_INSTRUCTIONS FOR THE TASK_
Write every entry out again exactly, please, and skip the pictures.

_SOURCE DATA_
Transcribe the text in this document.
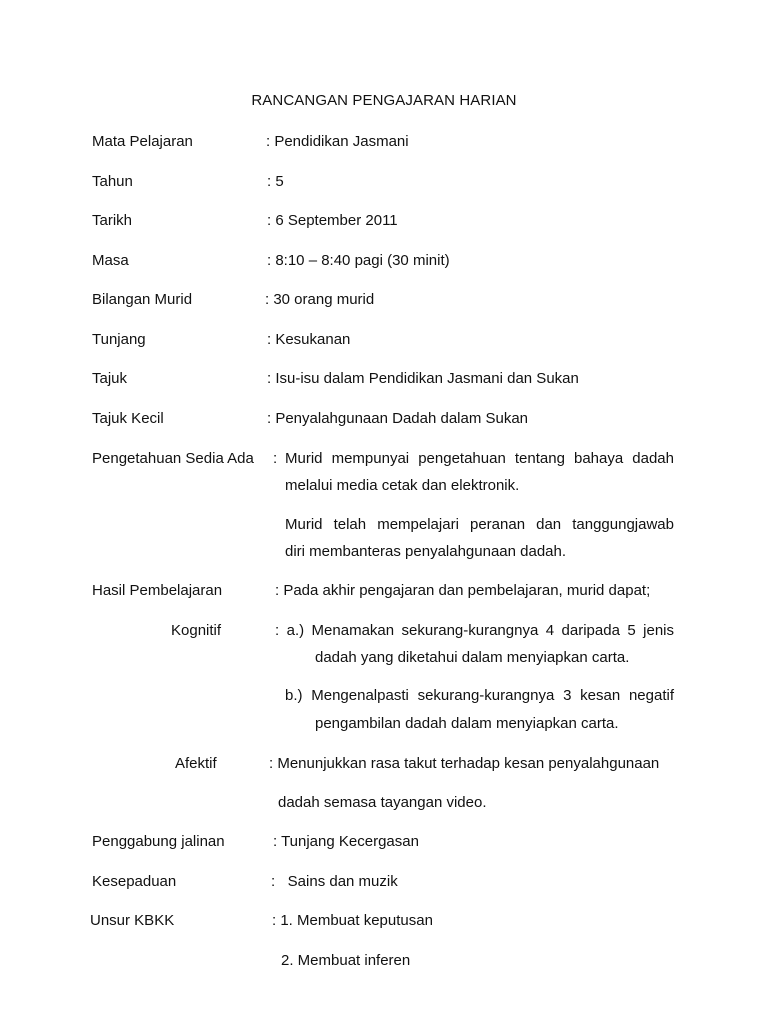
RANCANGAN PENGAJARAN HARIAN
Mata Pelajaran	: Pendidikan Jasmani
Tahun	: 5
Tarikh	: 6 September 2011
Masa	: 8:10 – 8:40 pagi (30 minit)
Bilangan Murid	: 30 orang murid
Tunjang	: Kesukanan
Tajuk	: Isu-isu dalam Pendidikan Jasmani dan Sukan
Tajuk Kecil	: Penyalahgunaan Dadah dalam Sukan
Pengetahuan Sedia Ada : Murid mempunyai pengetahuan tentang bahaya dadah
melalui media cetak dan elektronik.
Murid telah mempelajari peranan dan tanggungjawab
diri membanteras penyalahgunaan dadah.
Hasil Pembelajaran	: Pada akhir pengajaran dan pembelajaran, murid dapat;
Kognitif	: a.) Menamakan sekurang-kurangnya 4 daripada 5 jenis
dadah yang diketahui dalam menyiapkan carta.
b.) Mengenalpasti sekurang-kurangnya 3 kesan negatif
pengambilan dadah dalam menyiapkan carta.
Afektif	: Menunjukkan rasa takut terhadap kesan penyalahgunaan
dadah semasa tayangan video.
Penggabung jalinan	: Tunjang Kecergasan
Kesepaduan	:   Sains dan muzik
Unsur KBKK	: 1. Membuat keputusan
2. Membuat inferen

_RESPONSE TO THE TASK_
Transcribe the text in this document.
RANCANGAN PENGAJARAN HARIAN
Mata Pelajaran	: Pendidikan Jasmani
Tahun	: 5
Tarikh	: 6 September 2011
Masa	: 8:10 – 8:40 pagi (30 minit)
Bilangan Murid	: 30 orang murid
Tunjang	: Kesukanan
Tajuk	: Isu-isu dalam Pendidikan Jasmani dan Sukan
Tajuk Kecil	: Penyalahgunaan Dadah dalam Sukan
Pengetahuan Sedia Ada : Murid mempunyai pengetahuan tentang bahaya dadah
melalui media cetak dan elektronik.
Murid telah mempelajari peranan dan tanggungjawab
diri membanteras penyalahgunaan dadah.
Hasil Pembelajaran	: Pada akhir pengajaran dan pembelajaran, murid dapat;
Kognitif	: a.) Menamakan sekurang-kurangnya 4 daripada 5 jenis
dadah yang diketahui dalam menyiapkan carta.
b.) Mengenalpasti sekurang-kurangnya 3 kesan negatif
pengambilan dadah dalam menyiapkan carta.
Afektif	: Menunjukkan rasa takut terhadap kesan penyalahgunaan
dadah semasa tayangan video.
Penggabung jalinan	: Tunjang Kecergasan
Kesepaduan	:   Sains dan muzik
Unsur KBKK	: 1. Membuat keputusan
2. Membuat inferen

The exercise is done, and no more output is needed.